TASK PROMPT: Going through the material below, please gather all lines with the word "PowerPoint" in them.
===== EXERCISE MATERIALS
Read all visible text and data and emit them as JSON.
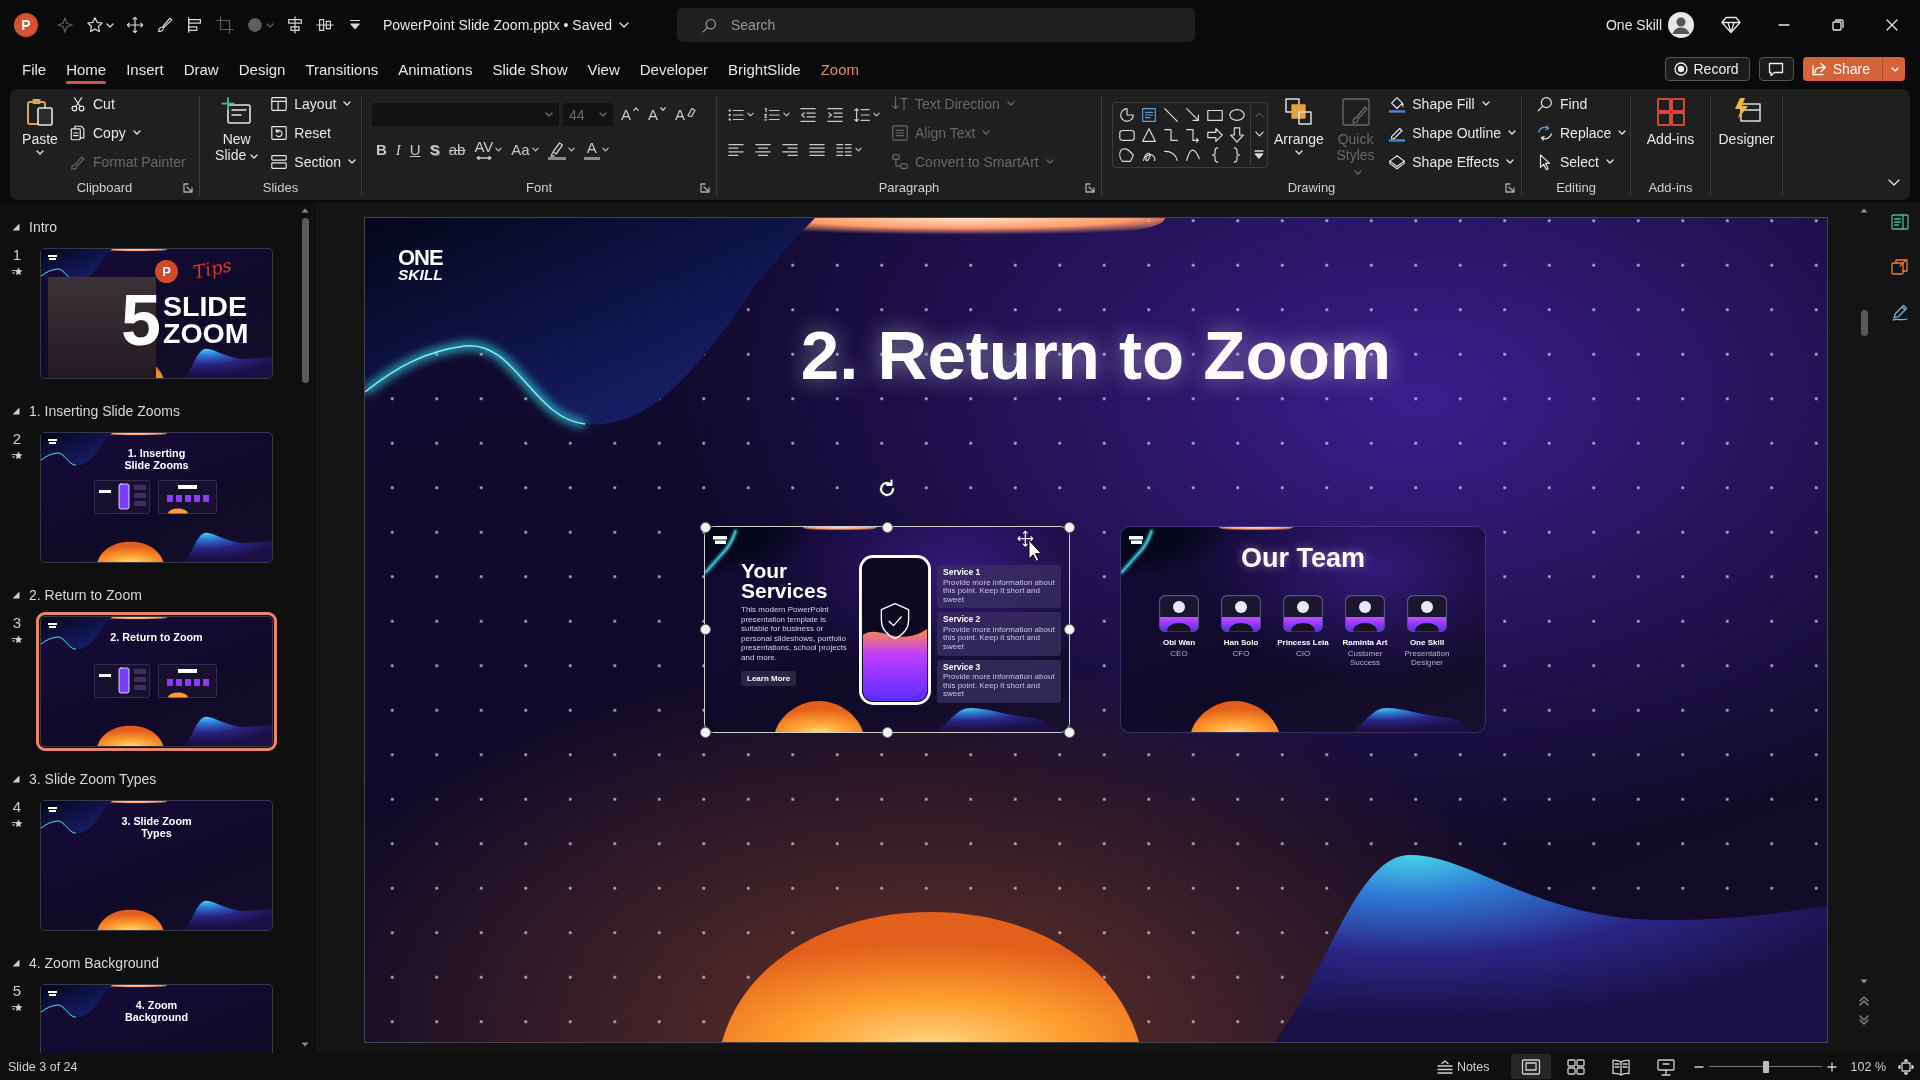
{
  "window": {
    "app_icon": "P",
    "title": "PowerPoint Slide Zoom.pptx • Saved",
    "user": "One Skill"
  },
  "quick_access": [
    {
      "disabled": true,
      "dropdown": false
    },
    {
      "disabled": false,
      "dropdown": true
    },
    {
      "disabled": false,
      "dropdown": false
    },
    {
      "disabled": false,
      "dropdown": false
    },
    {
      "disabled": false,
      "dropdown": false
    },
    {
      "disabled": true,
      "dropdown": false
    },
    {
      "disabled": true,
      "dropdown": true
    },
    {
      "disabled": false,
      "dropdown": false
    },
    {
      "disabled": false,
      "dropdown": false
    },
    {
      "disabled": false,
      "dropdown": false
    }
  ],
  "search": {
    "placeholder": "Search"
  },
  "tabs": [
    {
      "label": "File",
      "selected": false,
      "contextual": false
    },
    {
      "label": "Home",
      "selected": true,
      "contextual": false
    },
    {
      "label": "Insert",
      "selected": false,
      "contextual": false
    },
    {
      "label": "Draw",
      "selected": false,
      "contextual": false
    },
    {
      "label": "Design",
      "selected": false,
      "contextual": false
    },
    {
      "label": "Transitions",
      "selected": false,
      "contextual": false
    },
    {
      "label": "Animations",
      "selected": false,
      "contextual": false
    },
    {
      "label": "Slide Show",
      "selected": false,
      "contextual": false
    },
    {
      "label": "View",
      "selected": false,
      "contextual": false
    },
    {
      "label": "Developer",
      "selected": false,
      "contextual": false
    },
    {
      "label": "BrightSlide",
      "selected": false,
      "contextual": false
    },
    {
      "label": "Zoom",
      "selected": false,
      "contextual": true
    }
  ],
  "tab_actions": {
    "record": "Record",
    "share": "Share"
  },
  "ribbon": {
    "groups": [
      {
        "label": "Clipboard",
        "launcher": true,
        "columns": [
          [
            {
              "kind": "large",
              "label": "Paste",
              "dropdown": true,
              "disabled": false
            }
          ],
          [
            {
              "kind": "small",
              "label": "Cut",
              "dropdown": false,
              "disabled": false
            },
            {
              "kind": "small",
              "label": "Copy",
              "dropdown": true,
              "disabled": false
            },
            {
              "kind": "small",
              "label": "Format Painter",
              "dropdown": false,
              "disabled": true
            }
          ]
        ]
      },
      {
        "label": "Slides",
        "launcher": false,
        "columns": [
          [
            {
              "kind": "large",
              "label": "New Slide",
              "dropdown": true,
              "disabled": false
            }
          ],
          [
            {
              "kind": "small",
              "label": "Layout",
              "dropdown": true,
              "disabled": false
            },
            {
              "kind": "small",
              "label": "Reset",
              "dropdown": false,
              "disabled": false
            },
            {
              "kind": "small",
              "label": "Section",
              "dropdown": true,
              "disabled": false
            }
          ]
        ]
      },
      {
        "label": "Font",
        "launcher": true,
        "columns": [
          [
            {
              "kind": "row",
              "items": [
                {
                  "kind": "field",
                  "dropdown": true,
                  "disabled": true
                },
                {
                  "kind": "field",
                  "value": "44",
                  "dropdown": true,
                  "disabled": true
                },
                {
                  "kind": "tool",
                  "glyph": "A",
                  "dropdown": false,
                  "disabled": false
                },
                {
                  "kind": "tool",
                  "glyph": "A",
                  "dropdown": false,
                  "disabled": false
                },
                {
                  "kind": "tool",
                  "glyph": "A",
                  "dropdown": false,
                  "disabled": false
                }
              ]
            },
            {
              "kind": "row",
              "items": [
                {
                  "kind": "tool",
                  "glyph": "B",
                  "dropdown": false,
                  "disabled": false
                },
                {
                  "kind": "tool",
                  "glyph": "I",
                  "dropdown": false,
                  "disabled": false
                },
                {
                  "kind": "tool",
                  "glyph": "U",
                  "dropdown": false,
                  "disabled": false
                },
                {
                  "kind": "tool",
                  "glyph": "S",
                  "dropdown": false,
                  "disabled": false
                },
                {
                  "kind": "tool",
                  "glyph": "ab",
                  "dropdown": false,
                  "disabled": false
                },
                {
                  "kind": "tool",
                  "glyph": "AV",
                  "dropdown": true,
                  "disabled": false
                },
                {
                  "kind": "tool",
                  "glyph": "Aa",
                  "dropdown": true,
                  "disabled": false
                },
                {
                  "kind": "tool",
                  "dropdown": true,
                  "disabled": false
                },
                {
                  "kind": "tool",
                  "glyph": "A",
                  "dropdown": true,
                  "disabled": false
                }
              ]
            }
          ]
        ]
      },
      {
        "label": "Paragraph",
        "launcher": true,
        "columns": [
          [
            {
              "kind": "row",
              "items": [
                {
                  "kind": "tool",
                  "dropdown": true,
                  "disabled": false
                },
                {
                  "kind": "tool",
                  "dropdown": true,
                  "disabled": false
                },
                {
                  "kind": "tool",
                  "dropdown": false,
                  "disabled": false
                },
                {
                  "kind": "tool",
                  "dropdown": false,
                  "disabled": false
                },
                {
                  "kind": "tool",
                  "dropdown": true,
                  "disabled": false
                }
              ]
            },
            {
              "kind": "row",
              "items": [
                {
                  "kind": "tool",
                  "dropdown": false,
                  "disabled": false
                },
                {
                  "kind": "tool",
                  "dropdown": false,
                  "disabled": false
                },
                {
                  "kind": "tool",
                  "dropdown": false,
                  "disabled": false
                },
                {
                  "kind": "tool",
                  "dropdown": false,
                  "disabled": false
                },
                {
                  "kind": "tool",
                  "dropdown": true,
                  "disabled": false
                }
              ]
            }
          ],
          [
            {
              "kind": "small",
              "label": "Text Direction",
              "dropdown": true,
              "disabled": true
            },
            {
              "kind": "small",
              "label": "Align Text",
              "dropdown": true,
              "disabled": true
            },
            {
              "kind": "small",
              "label": "Convert to SmartArt",
              "dropdown": true,
              "disabled": true
            }
          ]
        ]
      },
      {
        "label": "Drawing",
        "launcher": true,
        "columns": [
          [
            {
              "kind": "gallery"
            }
          ],
          [
            {
              "kind": "large",
              "label": "Arrange",
              "dropdown": true,
              "disabled": false
            }
          ],
          [
            {
              "kind": "large",
              "label": "Quick Styles",
              "dropdown": true,
              "disabled": true
            }
          ],
          [
            {
              "kind": "small",
              "label": "Shape Fill",
              "dropdown": true,
              "disabled": false
            },
            {
              "kind": "small",
              "label": "Shape Outline",
              "dropdown": true,
              "disabled": false
            },
            {
              "kind": "small",
              "label": "Shape Effects",
              "dropdown": true,
              "disabled": false
            }
          ]
        ]
      },
      {
        "label": "Editing",
        "launcher": false,
        "columns": [
          [
            {
              "kind": "small",
              "label": "Find",
              "dropdown": false,
              "disabled": false
            },
            {
              "kind": "small",
              "label": "Replace",
              "dropdown": true,
              "disabled": false
            },
            {
              "kind": "small",
              "label": "Select",
              "dropdown": true,
              "disabled": false
            }
          ]
        ]
      },
      {
        "label": "Add-ins",
        "launcher": false,
        "columns": [
          [
            {
              "kind": "large",
              "label": "Add-ins",
              "dropdown": false,
              "disabled": false
            }
          ]
        ]
      },
      {
        "launcher": false,
        "columns": [
          [
            {
              "kind": "large",
              "label": "Designer",
              "dropdown": false,
              "disabled": false
            }
          ]
        ]
      }
    ]
  },
  "slide_panel": {
    "sections": [
      {
        "title": "Intro",
        "expanded": true,
        "slides": [
          {
            "number": "1",
            "animated": true,
            "selected": false,
            "kind": "cover",
            "badge": "P",
            "tag": "Tips",
            "big": "5",
            "title": "SLIDE\nZOOM"
          }
        ]
      },
      {
        "title": "1. Inserting Slide Zooms",
        "expanded": true,
        "slides": [
          {
            "number": "2",
            "animated": true,
            "selected": false,
            "kind": "zooms",
            "title": "1. Inserting\nSlide Zooms"
          }
        ]
      },
      {
        "title": "2. Return to Zoom",
        "expanded": true,
        "slides": [
          {
            "number": "3",
            "animated": true,
            "selected": true,
            "kind": "zooms",
            "title": "2. Return to Zoom"
          }
        ]
      },
      {
        "title": "3. Slide Zoom Types",
        "expanded": true,
        "slides": [
          {
            "number": "4",
            "animated": true,
            "selected": false,
            "kind": "title",
            "title": "3. Slide Zoom\nTypes"
          }
        ]
      },
      {
        "title": "4. Zoom Background",
        "expanded": true,
        "slides": [
          {
            "number": "5",
            "animated": true,
            "selected": false,
            "kind": "title",
            "title": "4. Zoom\nBackground"
          }
        ]
      }
    ]
  },
  "slide": {
    "logo": [
      "ONE",
      "SKILL"
    ],
    "title": "2. Return to Zoom",
    "zooms": [
      {
        "kind": "services",
        "selected": true,
        "title": "Your Services",
        "text": "This modern PowerPoint presentation template is suitable for business or personal slideshows, portfolio presentations, school projects and more.",
        "button": "Learn More",
        "items": [
          {
            "title": "Service 1",
            "text": "Provide more information about this point. Keep it short and sweet"
          },
          {
            "title": "Service 2",
            "text": "Provide more information about this point. Keep it short and sweet"
          },
          {
            "title": "Service 3",
            "text": "Provide more information about this point. Keep it short and sweet"
          }
        ]
      },
      {
        "kind": "team",
        "selected": false,
        "title": "Our Team",
        "members": [
          {
            "name": "Obi Wan",
            "role": "CEO"
          },
          {
            "name": "Han Solo",
            "role": "CFO"
          },
          {
            "name": "Princess Leia",
            "role": "CIO"
          },
          {
            "name": "Raminta Art",
            "role": "Customer Success"
          },
          {
            "name": "One Skill",
            "role": "Presentation Designer"
          }
        ]
      }
    ]
  },
  "status_bar": {
    "slide_info": "Slide 3 of 24",
    "notes": "Notes",
    "views": [
      {
        "selected": true
      },
      {
        "selected": false
      },
      {
        "selected": false
      },
      {
        "selected": false
      }
    ],
    "zoom": {
      "level": 0.51,
      "reading": "102 %"
    }
  }
}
==========
THE REPLY:
    "title": "PowerPoint Slide Zoom.pptx • Saved",
        "text": "This modern PowerPoint presentation template is suitable for business or personal slideshows, portfolio presentations, school projects and more.",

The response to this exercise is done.